### What is needed
Could you copy out the listing below exactly, starting at its first line and ending at the line containing "beneficiary-oop-750: $750 bbox=[210, 444, 240, 460]", with that line included?
'''
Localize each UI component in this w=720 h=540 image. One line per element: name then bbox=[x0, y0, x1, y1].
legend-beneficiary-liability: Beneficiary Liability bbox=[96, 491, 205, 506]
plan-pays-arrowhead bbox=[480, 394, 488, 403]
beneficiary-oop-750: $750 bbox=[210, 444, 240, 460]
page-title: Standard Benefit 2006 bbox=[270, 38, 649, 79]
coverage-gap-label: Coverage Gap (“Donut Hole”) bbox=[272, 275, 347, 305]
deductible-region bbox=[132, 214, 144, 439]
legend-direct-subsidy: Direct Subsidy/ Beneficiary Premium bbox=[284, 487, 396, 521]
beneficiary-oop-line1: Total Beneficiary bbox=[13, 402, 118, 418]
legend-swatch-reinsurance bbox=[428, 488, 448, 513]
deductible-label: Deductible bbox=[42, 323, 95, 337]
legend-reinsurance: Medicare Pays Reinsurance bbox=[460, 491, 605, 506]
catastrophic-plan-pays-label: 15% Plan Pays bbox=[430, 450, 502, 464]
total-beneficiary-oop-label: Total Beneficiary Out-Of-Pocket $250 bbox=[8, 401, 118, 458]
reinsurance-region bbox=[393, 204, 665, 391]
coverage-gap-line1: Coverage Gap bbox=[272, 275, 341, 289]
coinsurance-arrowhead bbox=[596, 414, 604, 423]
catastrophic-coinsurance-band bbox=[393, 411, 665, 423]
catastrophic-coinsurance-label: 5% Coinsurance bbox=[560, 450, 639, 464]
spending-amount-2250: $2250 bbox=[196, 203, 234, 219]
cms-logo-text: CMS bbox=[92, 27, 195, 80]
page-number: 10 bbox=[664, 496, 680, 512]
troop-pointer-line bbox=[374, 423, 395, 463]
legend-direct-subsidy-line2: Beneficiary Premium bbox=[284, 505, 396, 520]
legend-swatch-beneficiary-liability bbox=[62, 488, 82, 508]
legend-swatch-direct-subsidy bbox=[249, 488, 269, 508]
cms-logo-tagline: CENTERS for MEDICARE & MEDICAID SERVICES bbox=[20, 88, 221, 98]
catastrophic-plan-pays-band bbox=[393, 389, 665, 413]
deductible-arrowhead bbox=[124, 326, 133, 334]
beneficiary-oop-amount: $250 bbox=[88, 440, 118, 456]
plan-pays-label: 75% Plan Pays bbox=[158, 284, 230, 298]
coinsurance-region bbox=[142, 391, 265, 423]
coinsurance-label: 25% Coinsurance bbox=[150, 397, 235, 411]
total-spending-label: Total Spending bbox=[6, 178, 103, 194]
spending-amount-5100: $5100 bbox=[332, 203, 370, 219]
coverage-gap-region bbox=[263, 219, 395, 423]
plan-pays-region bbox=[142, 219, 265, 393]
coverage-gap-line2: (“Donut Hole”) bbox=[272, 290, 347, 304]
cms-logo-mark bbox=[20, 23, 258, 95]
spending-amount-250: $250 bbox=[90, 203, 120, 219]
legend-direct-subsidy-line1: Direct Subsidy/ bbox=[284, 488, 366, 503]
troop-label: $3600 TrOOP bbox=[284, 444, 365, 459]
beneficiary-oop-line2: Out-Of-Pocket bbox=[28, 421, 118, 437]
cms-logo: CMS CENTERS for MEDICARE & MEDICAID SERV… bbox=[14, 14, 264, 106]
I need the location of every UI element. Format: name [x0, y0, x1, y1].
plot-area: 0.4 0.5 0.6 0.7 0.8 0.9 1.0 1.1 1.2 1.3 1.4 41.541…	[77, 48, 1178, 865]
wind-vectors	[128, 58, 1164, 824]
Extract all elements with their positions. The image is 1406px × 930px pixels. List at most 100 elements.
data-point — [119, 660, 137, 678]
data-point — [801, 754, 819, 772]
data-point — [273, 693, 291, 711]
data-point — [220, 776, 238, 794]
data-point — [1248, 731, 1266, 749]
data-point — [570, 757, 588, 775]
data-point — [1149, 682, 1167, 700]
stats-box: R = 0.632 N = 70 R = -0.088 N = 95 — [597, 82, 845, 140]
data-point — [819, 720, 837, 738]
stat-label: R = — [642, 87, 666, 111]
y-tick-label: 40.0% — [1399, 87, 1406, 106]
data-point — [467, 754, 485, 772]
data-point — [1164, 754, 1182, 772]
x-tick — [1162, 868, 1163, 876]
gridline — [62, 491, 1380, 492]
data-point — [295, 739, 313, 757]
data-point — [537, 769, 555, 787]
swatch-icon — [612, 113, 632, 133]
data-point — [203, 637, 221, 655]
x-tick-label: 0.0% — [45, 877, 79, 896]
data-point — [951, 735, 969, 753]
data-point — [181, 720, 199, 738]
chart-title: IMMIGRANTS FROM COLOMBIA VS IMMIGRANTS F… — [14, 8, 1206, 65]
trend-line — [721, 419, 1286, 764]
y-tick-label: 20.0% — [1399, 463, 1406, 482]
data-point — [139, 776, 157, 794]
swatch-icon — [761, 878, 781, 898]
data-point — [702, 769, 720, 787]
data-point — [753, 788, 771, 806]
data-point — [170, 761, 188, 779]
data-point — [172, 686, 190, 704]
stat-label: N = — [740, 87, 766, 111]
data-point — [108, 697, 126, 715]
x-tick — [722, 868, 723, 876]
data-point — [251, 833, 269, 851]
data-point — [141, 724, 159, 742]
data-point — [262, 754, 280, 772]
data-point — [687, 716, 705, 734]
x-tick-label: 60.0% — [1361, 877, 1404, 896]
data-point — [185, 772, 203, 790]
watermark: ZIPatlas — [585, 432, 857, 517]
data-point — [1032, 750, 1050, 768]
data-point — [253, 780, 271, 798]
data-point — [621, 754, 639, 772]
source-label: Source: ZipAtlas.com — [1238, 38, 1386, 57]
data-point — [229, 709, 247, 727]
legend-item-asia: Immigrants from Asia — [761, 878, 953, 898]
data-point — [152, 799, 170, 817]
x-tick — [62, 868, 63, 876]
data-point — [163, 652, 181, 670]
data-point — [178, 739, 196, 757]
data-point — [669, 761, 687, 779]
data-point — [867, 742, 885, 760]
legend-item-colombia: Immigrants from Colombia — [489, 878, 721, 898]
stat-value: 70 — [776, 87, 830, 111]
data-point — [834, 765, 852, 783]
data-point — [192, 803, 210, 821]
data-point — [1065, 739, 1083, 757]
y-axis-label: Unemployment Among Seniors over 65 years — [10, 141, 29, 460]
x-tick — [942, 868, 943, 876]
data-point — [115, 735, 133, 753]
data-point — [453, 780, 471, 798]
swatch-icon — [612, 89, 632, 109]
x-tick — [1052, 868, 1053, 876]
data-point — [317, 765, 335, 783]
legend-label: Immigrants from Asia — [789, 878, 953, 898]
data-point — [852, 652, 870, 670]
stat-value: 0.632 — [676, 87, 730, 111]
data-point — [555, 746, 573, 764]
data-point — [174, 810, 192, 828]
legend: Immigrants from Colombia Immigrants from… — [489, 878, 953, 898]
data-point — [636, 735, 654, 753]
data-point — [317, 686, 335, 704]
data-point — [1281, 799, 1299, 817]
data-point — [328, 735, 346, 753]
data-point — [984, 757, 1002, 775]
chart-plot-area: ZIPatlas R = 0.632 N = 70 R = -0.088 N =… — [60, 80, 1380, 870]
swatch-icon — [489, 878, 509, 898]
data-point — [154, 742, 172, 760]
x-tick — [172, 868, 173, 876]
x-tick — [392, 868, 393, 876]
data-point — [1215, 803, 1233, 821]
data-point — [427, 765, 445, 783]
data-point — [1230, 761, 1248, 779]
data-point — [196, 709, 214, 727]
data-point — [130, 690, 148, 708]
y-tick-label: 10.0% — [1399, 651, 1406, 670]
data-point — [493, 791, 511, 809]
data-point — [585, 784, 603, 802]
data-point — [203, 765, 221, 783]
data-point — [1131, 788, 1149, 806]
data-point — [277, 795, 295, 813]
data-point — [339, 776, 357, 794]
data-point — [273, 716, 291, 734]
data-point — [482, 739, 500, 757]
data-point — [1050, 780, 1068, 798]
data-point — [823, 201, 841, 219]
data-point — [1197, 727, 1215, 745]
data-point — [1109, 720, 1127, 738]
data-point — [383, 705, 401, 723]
'''
### Reply to the exercise
Localize each UI component in this w=720 h=540 image. One line per element: name then bbox=[x0, y0, x1, y1].
legend-beneficiary-liability: Beneficiary Liability bbox=[96, 491, 205, 506]
plan-pays-arrowhead bbox=[480, 394, 488, 403]
beneficiary-oop-750: $750 bbox=[210, 444, 240, 460]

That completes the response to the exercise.